# Start of TASK INPUTS

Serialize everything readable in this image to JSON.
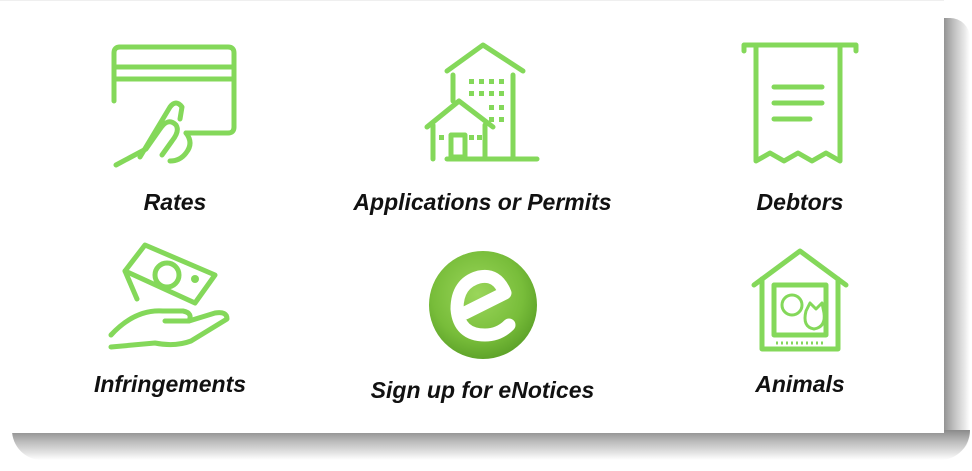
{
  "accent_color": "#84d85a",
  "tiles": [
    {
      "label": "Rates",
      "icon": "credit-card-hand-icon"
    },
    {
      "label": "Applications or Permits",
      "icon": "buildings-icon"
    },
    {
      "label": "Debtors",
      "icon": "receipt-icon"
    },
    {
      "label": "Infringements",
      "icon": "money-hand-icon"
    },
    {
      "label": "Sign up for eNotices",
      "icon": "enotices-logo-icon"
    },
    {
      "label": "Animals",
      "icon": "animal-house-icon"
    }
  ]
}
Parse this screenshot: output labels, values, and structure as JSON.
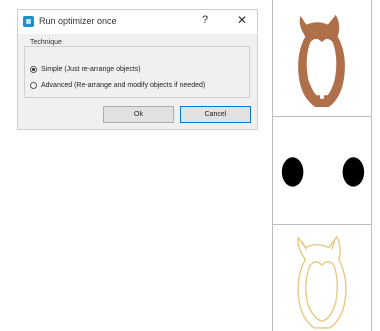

# End of TASK INPUTS
# Start of TASK INPUTS

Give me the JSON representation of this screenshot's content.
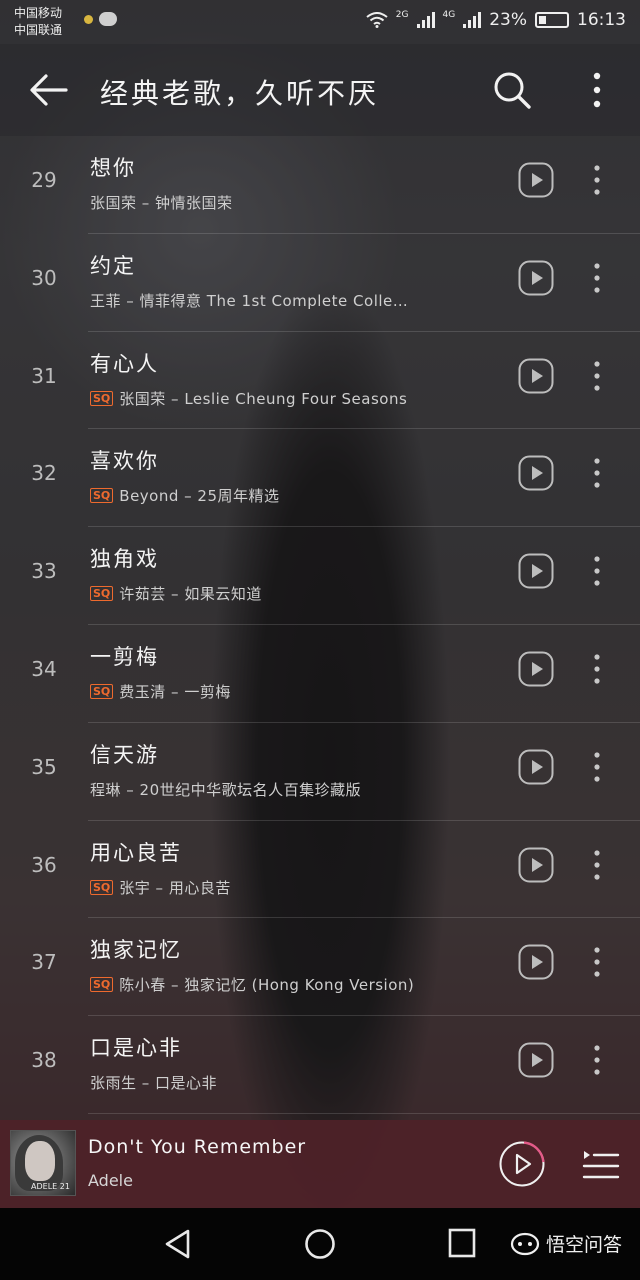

# End of TASK INPUTS

STATED TASK -
Show all lines in the entries above where the word "screenshot" appears.

RESULT OF THIS EXERCISE -
Parse this screenshot: output labels, values, and structure as JSON.
Give me the JSON representation of this screenshot's content.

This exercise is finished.